(Extracted records)
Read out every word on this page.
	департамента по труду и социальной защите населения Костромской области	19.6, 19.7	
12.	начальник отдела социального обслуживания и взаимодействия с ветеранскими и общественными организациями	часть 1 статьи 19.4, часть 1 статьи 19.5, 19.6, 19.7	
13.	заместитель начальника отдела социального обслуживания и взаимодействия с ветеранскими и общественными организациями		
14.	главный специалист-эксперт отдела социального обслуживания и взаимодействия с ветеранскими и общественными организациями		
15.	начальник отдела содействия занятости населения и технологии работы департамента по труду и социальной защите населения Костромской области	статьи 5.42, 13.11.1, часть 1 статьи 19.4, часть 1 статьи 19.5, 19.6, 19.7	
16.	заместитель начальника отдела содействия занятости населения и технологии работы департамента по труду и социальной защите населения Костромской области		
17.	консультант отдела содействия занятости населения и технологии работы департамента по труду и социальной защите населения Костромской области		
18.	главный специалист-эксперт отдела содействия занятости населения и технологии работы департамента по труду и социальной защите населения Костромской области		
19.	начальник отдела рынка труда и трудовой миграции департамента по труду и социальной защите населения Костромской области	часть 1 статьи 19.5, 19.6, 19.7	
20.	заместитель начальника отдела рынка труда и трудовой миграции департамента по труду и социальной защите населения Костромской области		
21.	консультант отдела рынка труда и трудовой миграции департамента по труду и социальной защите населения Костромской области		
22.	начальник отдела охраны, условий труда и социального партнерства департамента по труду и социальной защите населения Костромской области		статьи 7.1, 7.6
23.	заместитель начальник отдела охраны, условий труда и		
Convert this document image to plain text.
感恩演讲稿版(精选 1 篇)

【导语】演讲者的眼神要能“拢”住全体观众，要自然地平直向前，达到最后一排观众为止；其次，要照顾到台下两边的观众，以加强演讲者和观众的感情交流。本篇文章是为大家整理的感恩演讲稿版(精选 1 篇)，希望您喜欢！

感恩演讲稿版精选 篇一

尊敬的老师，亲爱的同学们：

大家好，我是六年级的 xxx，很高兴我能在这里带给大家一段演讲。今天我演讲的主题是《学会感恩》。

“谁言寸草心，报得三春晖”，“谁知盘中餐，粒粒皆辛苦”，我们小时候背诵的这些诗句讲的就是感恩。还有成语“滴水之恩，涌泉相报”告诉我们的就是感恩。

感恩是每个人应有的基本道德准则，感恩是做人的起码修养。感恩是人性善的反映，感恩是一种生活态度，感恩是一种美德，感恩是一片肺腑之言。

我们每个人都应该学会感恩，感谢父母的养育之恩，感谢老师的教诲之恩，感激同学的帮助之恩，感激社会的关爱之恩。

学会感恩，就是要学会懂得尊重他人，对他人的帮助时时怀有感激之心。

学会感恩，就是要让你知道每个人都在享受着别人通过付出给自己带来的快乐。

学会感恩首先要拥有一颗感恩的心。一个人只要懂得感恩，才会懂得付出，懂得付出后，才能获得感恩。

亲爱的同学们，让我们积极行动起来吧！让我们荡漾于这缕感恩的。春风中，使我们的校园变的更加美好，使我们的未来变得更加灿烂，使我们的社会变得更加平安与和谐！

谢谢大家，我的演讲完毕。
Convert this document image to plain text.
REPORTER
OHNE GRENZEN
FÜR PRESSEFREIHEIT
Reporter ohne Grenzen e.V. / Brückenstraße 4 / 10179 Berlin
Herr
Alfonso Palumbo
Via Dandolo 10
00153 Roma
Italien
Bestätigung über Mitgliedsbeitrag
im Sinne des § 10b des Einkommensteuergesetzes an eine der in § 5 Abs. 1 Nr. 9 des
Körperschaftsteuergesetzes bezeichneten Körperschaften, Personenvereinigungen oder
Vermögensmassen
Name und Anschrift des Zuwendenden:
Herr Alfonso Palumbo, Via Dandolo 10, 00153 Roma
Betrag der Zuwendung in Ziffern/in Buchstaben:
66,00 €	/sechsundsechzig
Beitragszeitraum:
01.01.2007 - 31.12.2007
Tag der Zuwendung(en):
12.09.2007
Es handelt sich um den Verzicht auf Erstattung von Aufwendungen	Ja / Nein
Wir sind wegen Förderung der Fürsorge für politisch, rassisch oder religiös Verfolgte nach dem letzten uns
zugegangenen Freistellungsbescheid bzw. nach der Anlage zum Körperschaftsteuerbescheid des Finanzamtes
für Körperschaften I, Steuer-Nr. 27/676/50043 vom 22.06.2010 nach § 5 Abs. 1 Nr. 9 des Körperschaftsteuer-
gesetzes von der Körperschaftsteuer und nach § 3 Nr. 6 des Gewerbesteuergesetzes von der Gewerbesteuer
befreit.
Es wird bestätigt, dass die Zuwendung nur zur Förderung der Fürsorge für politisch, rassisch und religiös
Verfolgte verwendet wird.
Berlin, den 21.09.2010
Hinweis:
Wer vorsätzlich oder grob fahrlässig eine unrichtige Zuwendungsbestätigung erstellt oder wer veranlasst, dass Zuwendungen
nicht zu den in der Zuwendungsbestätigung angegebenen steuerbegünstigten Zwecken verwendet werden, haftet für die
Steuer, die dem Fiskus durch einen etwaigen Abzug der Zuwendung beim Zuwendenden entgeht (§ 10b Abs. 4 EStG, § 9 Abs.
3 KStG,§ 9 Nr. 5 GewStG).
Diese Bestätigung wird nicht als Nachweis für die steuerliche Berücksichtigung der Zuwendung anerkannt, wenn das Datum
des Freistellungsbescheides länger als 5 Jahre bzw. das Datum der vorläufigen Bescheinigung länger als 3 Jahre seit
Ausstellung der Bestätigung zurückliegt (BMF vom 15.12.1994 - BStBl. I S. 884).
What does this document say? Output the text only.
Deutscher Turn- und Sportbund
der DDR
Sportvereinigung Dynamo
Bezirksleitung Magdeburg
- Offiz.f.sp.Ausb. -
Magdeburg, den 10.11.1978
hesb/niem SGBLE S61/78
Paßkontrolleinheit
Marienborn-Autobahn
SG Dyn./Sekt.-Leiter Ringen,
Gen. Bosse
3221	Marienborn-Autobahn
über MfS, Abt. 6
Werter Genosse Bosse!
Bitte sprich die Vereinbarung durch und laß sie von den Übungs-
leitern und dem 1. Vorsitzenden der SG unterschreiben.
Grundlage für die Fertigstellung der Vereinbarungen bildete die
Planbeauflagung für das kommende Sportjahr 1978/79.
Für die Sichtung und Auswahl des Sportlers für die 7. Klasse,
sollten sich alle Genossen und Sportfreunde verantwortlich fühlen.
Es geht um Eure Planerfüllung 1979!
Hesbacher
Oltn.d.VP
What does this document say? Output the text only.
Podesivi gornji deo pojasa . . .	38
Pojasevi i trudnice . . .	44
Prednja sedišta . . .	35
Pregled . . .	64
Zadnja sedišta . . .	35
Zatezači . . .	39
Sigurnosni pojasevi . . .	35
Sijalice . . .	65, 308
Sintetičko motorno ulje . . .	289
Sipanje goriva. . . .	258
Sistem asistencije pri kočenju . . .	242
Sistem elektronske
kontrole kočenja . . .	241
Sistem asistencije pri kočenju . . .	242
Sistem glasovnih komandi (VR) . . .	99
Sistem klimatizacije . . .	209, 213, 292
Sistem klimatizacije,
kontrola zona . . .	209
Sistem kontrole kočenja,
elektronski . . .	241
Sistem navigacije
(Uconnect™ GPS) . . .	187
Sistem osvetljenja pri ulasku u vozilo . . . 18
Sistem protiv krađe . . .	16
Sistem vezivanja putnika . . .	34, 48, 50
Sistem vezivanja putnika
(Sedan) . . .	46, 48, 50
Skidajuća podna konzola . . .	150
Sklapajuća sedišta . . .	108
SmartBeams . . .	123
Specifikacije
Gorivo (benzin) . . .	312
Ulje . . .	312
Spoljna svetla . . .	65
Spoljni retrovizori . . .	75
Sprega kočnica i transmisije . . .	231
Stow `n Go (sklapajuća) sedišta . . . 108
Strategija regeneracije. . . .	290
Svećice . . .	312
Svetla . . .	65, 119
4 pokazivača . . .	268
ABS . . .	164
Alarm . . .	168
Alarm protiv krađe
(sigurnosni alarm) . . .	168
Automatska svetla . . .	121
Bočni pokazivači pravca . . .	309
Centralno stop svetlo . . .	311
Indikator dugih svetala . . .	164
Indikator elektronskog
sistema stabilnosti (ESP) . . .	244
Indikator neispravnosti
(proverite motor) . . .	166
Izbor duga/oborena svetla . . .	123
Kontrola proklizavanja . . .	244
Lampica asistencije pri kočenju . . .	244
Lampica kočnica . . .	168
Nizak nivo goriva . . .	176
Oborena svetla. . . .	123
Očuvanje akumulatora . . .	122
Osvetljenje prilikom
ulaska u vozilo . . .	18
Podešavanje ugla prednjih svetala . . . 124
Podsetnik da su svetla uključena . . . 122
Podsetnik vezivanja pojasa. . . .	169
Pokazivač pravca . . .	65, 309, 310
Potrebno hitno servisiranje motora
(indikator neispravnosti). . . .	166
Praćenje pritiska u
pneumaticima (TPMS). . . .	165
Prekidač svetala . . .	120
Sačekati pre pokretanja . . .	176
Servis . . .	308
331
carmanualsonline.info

**WHAT THIS TASK INVOLVES**
Filter the listing above for the string "обслуживания" and copy every matching line.

**EXERCISE RESPONSE**
12.	начальник отдела социального обслуживания и взаимодействия с ветеранскими и общественными организациями	часть 1 статьи 19.4, часть 1 статьи 19.5, 19.6, 19.7	
13.	заместитель начальника отдела социального обслуживания и взаимодействия с ветеранскими и общественными организациями		
14.	главный специалист-эксперт отдела социального обслуживания и взаимодействия с ветеранскими и общественными организациями		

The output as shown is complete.